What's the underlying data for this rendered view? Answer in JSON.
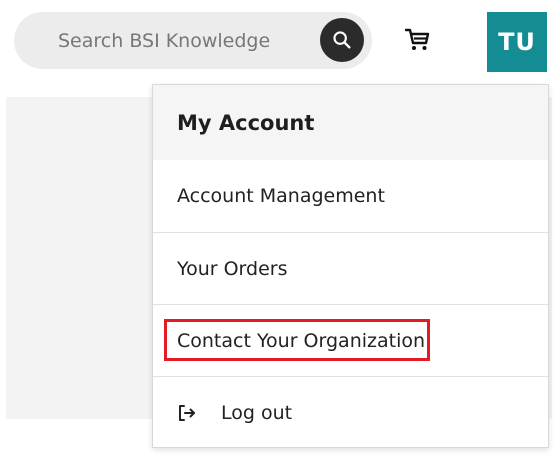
{
  "header": {
    "search": {
      "placeholder": "Search BSI Knowledge",
      "value": "",
      "button_icon": "search-icon"
    },
    "cart": {
      "icon": "cart-icon"
    },
    "avatar": {
      "initials": "TU",
      "background": "#138c94"
    }
  },
  "account_menu": {
    "title": "My Account",
    "items": [
      {
        "label": "Account Management"
      },
      {
        "label": "Your Orders"
      },
      {
        "label": "Contact Your Organization",
        "highlighted": true,
        "highlight_color": "#e31b23"
      },
      {
        "label": "Log out",
        "icon": "logout-icon"
      }
    ]
  },
  "colors": {
    "accent": "#138c94",
    "highlight": "#e31b23"
  }
}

..........

WHAT YOU HAVE TO DO — Give back the whole listing as it stands, minus its pictures.

CORRECT RESPONSE —
What's the underlying data for this rendered view? Answer in JSON.
{
  "header": {
    "search": {
      "placeholder": "Search BSI Knowledge",
      "value": "",
      "button_icon": "search-icon"
    },
    "cart": {
      "icon": "cart-icon"
    },
    "avatar": {
      "initials": "TU",
      "background": "#138c94"
    }
  },
  "account_menu": {
    "title": "My Account",
    "items": [
      {
        "label": "Account Management"
      },
      {
        "label": "Your Orders"
      },
      {
        "label": "Contact Your Organization",
        "highlighted": true,
        "highlight_color": "#e31b23"
      },
      {
        "label": "Log out",
        "icon": "logout-icon"
      }
    ]
  },
  "colors": {
    "accent": "#138c94",
    "highlight": "#e31b23"
  }
}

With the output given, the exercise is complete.